(Records contained in a dataset)
+ + +

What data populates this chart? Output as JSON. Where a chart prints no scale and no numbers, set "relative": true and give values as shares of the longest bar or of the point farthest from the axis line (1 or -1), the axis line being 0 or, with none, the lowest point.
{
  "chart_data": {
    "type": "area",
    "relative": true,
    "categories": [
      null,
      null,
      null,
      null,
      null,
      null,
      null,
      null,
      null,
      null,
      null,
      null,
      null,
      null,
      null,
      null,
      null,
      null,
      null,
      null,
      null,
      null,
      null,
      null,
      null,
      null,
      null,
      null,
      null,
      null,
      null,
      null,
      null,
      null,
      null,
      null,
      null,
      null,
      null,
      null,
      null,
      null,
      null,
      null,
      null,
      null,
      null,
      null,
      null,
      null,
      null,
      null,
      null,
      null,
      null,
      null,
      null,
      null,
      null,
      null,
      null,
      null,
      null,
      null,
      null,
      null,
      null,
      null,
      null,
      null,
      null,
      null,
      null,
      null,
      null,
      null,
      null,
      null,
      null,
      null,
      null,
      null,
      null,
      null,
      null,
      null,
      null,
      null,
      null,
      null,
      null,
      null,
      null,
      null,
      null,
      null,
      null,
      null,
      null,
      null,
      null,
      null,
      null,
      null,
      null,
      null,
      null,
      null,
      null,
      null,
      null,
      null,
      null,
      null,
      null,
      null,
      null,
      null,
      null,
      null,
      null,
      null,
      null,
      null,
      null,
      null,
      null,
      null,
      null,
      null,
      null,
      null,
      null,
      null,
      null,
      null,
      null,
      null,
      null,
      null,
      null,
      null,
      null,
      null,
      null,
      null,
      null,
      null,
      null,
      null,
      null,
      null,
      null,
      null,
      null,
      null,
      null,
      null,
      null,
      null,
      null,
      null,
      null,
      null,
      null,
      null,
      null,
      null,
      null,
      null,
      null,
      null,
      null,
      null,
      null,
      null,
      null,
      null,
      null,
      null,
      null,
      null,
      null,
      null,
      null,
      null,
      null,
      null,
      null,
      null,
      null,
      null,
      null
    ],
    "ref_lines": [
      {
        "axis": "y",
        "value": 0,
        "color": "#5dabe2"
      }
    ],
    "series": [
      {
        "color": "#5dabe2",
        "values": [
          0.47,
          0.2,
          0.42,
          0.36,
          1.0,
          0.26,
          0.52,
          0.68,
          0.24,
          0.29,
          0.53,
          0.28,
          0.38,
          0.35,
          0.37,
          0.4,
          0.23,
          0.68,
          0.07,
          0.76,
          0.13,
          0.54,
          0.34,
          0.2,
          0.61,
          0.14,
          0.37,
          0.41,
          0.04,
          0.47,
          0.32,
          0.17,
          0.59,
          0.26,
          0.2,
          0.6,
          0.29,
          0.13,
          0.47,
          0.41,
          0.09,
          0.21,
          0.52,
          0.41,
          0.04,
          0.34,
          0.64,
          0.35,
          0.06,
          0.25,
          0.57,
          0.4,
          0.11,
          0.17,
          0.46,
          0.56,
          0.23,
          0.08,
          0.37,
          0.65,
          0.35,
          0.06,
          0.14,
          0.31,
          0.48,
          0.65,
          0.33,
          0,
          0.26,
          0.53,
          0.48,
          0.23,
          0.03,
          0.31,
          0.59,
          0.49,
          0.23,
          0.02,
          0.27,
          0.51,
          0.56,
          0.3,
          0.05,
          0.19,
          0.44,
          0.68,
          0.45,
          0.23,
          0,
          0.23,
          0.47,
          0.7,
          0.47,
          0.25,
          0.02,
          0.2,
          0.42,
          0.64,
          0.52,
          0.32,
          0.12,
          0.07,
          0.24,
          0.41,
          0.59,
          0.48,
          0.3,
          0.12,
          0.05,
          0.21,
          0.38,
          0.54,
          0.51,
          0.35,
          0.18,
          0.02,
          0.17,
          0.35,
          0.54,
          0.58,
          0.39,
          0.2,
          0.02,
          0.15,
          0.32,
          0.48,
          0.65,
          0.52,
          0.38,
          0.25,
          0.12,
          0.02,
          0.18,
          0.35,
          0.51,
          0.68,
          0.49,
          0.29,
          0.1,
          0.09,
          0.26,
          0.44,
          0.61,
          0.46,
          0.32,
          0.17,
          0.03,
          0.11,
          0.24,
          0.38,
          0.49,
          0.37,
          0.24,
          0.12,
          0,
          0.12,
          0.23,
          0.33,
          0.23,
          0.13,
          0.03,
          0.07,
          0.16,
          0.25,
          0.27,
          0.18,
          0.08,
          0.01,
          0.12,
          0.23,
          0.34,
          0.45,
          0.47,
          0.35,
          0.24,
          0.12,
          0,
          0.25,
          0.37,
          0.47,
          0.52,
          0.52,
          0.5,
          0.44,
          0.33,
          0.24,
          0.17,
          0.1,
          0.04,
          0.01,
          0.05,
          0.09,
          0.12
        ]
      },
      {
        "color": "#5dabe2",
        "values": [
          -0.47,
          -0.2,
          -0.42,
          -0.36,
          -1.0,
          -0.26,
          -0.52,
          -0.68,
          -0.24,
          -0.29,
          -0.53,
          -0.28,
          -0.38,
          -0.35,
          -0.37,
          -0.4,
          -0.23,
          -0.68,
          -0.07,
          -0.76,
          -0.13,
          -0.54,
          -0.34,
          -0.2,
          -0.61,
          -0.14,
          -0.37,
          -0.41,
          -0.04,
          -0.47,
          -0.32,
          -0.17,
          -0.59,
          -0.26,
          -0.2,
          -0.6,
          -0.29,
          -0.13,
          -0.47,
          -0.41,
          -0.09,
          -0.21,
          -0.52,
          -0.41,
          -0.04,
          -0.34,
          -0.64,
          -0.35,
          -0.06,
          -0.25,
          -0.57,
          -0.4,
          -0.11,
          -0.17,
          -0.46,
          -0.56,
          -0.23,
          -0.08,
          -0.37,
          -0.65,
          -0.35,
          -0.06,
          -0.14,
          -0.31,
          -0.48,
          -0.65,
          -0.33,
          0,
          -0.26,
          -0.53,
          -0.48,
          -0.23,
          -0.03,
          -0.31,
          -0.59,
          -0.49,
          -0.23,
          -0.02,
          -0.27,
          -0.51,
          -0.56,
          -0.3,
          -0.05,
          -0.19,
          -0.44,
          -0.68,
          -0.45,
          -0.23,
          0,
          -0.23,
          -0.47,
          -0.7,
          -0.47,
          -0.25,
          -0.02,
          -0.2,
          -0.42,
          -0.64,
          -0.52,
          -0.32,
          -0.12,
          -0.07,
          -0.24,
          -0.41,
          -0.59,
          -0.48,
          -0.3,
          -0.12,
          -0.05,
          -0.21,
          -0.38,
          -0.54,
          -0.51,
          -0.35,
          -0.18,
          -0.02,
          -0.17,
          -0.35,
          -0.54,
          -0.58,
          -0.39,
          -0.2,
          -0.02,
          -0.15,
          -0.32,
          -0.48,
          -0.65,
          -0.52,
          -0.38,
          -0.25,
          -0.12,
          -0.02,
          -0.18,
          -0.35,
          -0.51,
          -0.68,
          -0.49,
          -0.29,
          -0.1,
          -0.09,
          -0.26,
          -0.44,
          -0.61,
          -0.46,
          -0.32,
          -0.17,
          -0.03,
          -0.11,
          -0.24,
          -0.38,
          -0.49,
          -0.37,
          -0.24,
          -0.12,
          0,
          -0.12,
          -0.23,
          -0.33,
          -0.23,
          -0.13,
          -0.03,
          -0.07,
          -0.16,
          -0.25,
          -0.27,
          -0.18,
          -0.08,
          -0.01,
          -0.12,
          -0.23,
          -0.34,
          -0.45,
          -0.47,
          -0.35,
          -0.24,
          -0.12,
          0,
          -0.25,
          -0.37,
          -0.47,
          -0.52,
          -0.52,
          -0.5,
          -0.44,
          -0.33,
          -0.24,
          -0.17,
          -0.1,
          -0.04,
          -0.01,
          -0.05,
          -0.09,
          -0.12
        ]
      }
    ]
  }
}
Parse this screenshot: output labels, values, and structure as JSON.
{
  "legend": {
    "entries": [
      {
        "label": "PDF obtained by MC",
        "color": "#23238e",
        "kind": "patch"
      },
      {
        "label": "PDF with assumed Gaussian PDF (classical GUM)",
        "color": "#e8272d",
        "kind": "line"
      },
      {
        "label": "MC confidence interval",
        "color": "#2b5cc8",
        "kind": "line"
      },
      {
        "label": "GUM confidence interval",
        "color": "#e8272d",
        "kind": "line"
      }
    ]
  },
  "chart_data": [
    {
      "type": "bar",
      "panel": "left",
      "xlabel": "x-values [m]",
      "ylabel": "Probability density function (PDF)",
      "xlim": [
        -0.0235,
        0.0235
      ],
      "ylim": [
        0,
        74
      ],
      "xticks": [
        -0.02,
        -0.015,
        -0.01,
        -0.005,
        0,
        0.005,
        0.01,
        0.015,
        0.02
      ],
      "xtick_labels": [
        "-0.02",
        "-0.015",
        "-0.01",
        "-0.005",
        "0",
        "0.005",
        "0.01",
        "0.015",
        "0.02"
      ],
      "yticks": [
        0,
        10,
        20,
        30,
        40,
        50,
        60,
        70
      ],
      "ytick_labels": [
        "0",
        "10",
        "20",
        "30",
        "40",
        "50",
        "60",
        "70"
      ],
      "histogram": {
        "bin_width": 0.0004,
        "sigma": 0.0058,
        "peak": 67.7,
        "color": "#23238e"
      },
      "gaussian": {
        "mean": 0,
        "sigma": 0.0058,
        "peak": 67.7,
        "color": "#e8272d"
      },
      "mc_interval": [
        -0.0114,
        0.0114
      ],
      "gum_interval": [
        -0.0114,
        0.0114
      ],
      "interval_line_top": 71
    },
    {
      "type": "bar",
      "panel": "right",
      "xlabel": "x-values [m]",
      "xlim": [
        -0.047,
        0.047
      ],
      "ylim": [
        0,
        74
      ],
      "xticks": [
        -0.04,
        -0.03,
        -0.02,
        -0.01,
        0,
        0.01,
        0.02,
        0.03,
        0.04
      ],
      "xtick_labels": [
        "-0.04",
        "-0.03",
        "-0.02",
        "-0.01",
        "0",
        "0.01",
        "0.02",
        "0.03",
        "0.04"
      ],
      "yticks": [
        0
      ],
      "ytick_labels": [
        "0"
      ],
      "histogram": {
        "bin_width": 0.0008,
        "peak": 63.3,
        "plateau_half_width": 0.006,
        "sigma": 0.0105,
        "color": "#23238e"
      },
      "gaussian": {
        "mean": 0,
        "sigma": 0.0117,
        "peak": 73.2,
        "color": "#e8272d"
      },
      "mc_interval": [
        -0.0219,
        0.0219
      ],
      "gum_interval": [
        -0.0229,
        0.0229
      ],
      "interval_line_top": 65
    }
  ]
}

+ + +

### Prompt
Locate each line with the word "relative" and copy it.

### In response
What data populates this chart? Output as JSON. Where a chart prints no scale and no numbers, set "relative": true and give values as shares of the longest bar or of the point farthest from the axis line (1 or -1), the axis line being 0 or, with none, the lowest point.
    "relative": true,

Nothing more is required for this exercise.